(Data entries for graphics)
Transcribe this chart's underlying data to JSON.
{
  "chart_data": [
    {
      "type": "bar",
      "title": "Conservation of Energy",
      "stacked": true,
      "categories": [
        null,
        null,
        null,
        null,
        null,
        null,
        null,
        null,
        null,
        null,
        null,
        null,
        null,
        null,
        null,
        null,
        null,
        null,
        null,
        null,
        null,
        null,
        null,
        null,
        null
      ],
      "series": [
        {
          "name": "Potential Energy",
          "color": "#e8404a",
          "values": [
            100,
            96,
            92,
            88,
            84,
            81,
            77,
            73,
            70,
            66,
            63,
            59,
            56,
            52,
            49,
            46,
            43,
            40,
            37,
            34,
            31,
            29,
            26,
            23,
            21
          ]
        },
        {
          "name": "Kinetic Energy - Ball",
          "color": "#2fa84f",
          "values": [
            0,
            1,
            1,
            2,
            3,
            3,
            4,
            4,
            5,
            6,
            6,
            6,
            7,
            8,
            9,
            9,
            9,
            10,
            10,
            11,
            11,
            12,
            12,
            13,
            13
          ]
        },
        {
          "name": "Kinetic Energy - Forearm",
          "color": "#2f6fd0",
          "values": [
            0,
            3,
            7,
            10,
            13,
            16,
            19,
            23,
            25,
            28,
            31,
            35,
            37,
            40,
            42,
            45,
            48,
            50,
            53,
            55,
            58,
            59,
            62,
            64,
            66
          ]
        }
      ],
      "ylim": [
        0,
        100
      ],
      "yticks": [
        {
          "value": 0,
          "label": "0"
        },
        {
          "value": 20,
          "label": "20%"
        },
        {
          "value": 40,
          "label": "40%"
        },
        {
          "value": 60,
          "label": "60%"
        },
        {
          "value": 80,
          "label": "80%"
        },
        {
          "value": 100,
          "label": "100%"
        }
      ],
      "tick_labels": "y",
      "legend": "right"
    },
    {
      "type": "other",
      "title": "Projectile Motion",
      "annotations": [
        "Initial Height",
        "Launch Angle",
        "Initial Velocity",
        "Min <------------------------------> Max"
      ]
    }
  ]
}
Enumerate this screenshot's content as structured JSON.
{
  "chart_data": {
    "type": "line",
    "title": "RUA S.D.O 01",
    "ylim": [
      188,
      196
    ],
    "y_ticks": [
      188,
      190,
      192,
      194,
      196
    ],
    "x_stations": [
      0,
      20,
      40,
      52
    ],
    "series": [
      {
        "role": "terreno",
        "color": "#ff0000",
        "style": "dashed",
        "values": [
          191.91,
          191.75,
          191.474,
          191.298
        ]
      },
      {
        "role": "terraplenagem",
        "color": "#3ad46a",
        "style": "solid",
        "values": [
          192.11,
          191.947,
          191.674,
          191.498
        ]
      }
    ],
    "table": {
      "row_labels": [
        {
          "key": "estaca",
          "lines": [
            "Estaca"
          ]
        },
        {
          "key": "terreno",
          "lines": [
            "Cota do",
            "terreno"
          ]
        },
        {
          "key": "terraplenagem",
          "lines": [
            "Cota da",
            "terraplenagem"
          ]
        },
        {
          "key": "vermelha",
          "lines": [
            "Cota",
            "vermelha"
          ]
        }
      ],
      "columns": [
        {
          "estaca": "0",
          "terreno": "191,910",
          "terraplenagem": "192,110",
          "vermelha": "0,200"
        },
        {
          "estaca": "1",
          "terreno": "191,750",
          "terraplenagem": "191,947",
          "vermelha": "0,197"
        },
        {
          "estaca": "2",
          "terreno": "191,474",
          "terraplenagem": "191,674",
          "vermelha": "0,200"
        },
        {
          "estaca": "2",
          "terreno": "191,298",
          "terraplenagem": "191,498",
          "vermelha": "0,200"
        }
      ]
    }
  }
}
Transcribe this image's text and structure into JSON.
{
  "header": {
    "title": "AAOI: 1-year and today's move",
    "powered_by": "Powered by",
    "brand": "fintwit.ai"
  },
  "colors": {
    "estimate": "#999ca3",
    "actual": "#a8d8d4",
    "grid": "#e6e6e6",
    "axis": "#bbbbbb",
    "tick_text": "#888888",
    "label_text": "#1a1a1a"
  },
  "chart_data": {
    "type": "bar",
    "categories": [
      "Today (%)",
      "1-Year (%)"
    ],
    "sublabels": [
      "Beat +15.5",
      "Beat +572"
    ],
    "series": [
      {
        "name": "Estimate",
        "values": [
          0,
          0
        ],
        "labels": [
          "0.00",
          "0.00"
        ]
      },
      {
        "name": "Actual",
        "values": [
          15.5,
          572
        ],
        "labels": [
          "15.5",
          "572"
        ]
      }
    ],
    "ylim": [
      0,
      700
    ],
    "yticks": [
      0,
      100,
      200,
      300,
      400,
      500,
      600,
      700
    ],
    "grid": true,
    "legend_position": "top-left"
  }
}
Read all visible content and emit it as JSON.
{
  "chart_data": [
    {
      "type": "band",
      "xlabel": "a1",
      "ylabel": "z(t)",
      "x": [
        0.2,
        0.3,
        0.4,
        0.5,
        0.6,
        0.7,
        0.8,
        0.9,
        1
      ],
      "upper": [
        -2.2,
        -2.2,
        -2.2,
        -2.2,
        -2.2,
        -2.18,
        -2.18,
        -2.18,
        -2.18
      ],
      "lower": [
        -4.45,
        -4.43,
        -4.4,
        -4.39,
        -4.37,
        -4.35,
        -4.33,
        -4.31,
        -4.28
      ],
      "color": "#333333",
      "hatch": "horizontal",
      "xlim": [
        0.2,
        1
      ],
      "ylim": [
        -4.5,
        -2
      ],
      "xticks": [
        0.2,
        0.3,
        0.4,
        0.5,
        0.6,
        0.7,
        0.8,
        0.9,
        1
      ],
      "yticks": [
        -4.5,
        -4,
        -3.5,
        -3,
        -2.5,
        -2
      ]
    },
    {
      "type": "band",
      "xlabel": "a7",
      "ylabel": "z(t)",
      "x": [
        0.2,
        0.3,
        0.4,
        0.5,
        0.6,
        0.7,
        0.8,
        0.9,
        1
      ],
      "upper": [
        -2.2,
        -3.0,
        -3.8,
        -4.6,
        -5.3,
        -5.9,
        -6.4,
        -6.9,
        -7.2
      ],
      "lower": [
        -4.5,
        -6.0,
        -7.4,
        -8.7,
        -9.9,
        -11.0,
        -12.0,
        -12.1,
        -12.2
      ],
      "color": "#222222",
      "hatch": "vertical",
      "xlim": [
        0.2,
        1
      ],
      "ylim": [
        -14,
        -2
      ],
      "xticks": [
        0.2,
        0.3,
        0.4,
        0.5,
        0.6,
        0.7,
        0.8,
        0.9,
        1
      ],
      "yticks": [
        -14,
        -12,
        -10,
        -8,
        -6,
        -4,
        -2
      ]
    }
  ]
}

§ **DO THIS**: How many lines of these entries hold the string "Kinetic"? Answer with the number alone.

§ **ANSWER TO THIS TASK**: 2